• **DIRECTIONS FOR THIS TASK**:
Reproduce each line from the records that holds "Требования".

• **LISTING**:
----

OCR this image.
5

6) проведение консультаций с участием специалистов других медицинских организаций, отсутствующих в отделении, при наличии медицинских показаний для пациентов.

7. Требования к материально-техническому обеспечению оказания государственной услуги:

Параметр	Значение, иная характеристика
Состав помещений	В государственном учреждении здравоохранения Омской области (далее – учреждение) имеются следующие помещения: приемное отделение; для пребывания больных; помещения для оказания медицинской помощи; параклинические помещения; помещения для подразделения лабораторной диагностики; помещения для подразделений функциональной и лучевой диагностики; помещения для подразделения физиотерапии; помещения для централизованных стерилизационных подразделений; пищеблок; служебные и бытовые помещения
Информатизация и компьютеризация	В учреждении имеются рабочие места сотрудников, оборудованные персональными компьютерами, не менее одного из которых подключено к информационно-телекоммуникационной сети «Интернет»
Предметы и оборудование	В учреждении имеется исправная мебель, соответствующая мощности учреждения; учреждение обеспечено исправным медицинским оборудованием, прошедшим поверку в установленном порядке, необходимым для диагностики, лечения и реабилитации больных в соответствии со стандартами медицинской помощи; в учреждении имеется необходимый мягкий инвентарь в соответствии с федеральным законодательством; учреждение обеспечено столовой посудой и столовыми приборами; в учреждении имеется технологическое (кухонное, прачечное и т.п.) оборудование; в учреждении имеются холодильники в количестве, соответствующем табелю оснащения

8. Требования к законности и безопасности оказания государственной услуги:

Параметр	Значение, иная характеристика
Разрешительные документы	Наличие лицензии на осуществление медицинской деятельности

----

• **PROBLEM SOLUTION**:
7. Требования к материально-техническому обеспечению оказания государственной услуги:
8. Требования к законности и безопасности оказания государственной услуги:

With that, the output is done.